— START Stored rows —
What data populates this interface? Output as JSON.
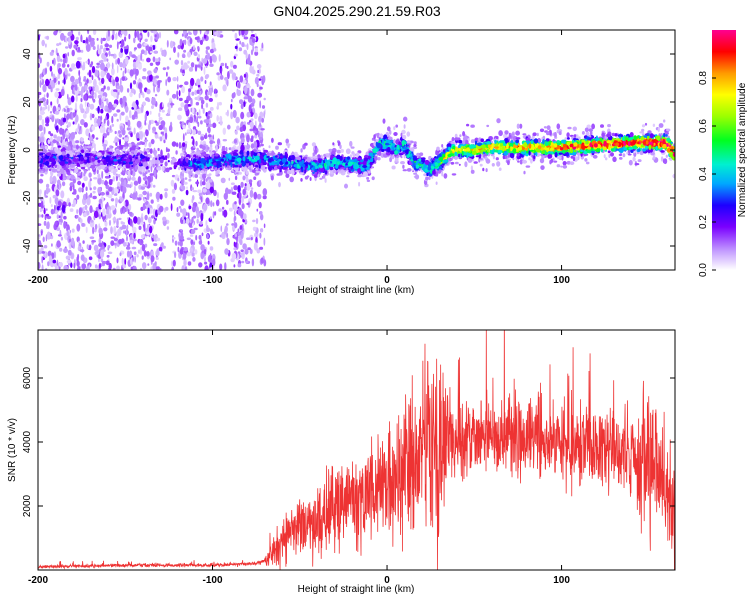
{
  "title": "GN04.2025.290.21.59.R03",
  "chart_data": [
    {
      "type": "heatmap",
      "xlabel": "Height of straight line (km)",
      "ylabel": "Frequency (Hz)",
      "xlim": [
        -200,
        165
      ],
      "ylim": [
        -50,
        50
      ],
      "xticks": [
        -200,
        -100,
        0,
        100
      ],
      "yticks": [
        -40,
        -20,
        0,
        20,
        40
      ],
      "colorbar": {
        "label": "Normalized spectral amplitude",
        "range": [
          0,
          1
        ],
        "ticks": [
          "0.0",
          "0.2",
          "0.4",
          "0.6",
          "0.8"
        ],
        "tick_values": [
          0.0,
          0.2,
          0.4,
          0.6,
          0.8
        ]
      },
      "noise_region_x": [
        -200,
        -70
      ],
      "ridge_line": {
        "x": [
          -200,
          -150,
          -140,
          -110,
          -90,
          -70,
          -50,
          -40,
          -30,
          -20,
          -12,
          -8,
          -5,
          0,
          5,
          10,
          15,
          20,
          25,
          28,
          32,
          36,
          40,
          50,
          60,
          80,
          100,
          120,
          140,
          150,
          160,
          165
        ],
        "y": [
          -4,
          -4,
          -4,
          -6,
          -4,
          -4,
          -6,
          -7,
          -5,
          -6,
          -7,
          -2,
          2,
          3,
          0,
          2,
          -5,
          -6,
          -8,
          -6,
          -4,
          -1,
          0,
          0,
          1,
          1,
          1,
          2,
          3,
          3,
          3,
          -2
        ]
      }
    },
    {
      "type": "line",
      "xlabel": "Height of straight line (km)",
      "ylabel": "SNR (10 * v/v)",
      "xlim": [
        -200,
        165
      ],
      "ylim": [
        0,
        7500
      ],
      "xticks": [
        -200,
        -100,
        0,
        100
      ],
      "yticks": [
        2000,
        4000,
        6000
      ],
      "color": "#ee3333",
      "trend": {
        "x": [
          -200,
          -150,
          -100,
          -75,
          -70,
          -60,
          -55,
          -40,
          -20,
          0,
          10,
          20,
          30,
          40,
          50,
          80,
          100,
          130,
          150,
          160,
          165
        ],
        "y": [
          100,
          150,
          150,
          200,
          300,
          900,
          1200,
          1500,
          2200,
          2700,
          3200,
          3700,
          3900,
          4000,
          4100,
          4100,
          4000,
          3800,
          3400,
          2400,
          1800
        ]
      }
    }
  ]
}
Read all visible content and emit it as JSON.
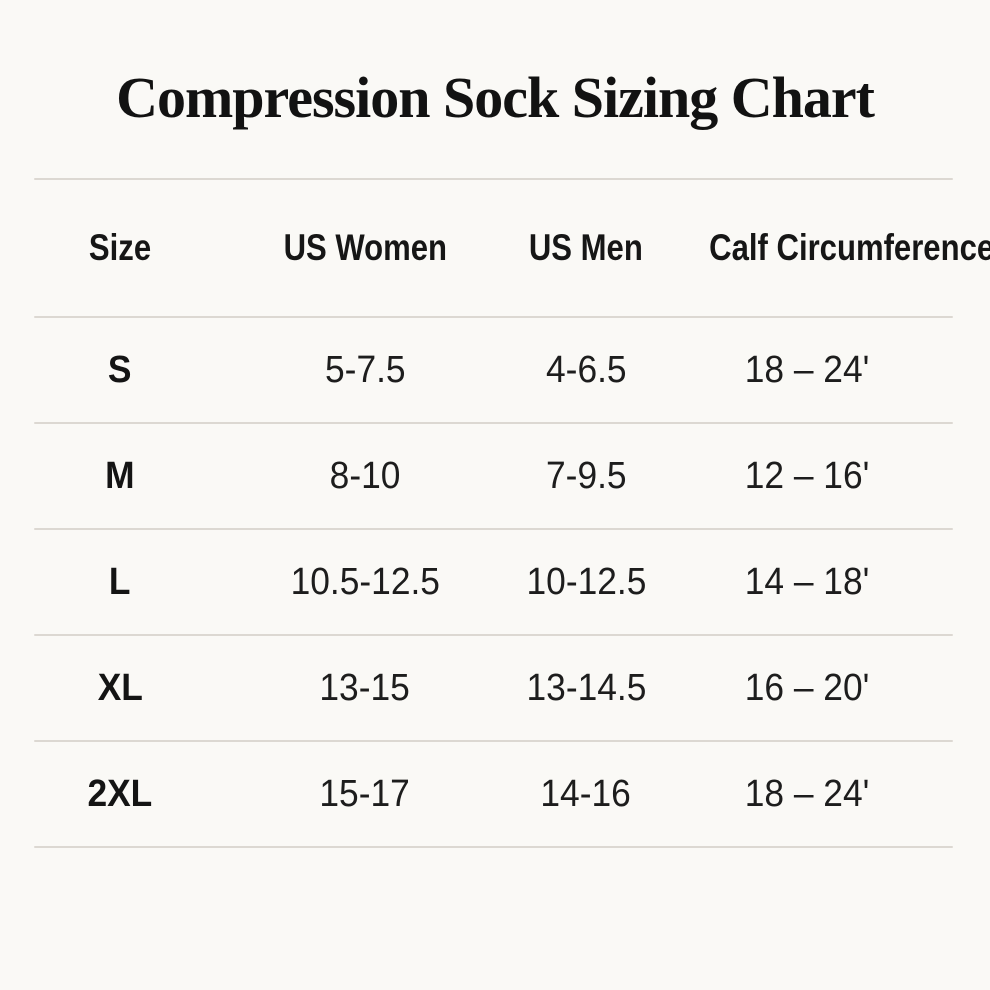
— END Stored rows —
In the records above, find each line that holds the word "ylabel"; copy all such lines.

Expected answer:
      "ylabel": "Frequency (Hz)",
      "ylabel": "SNR (10 * v/v)",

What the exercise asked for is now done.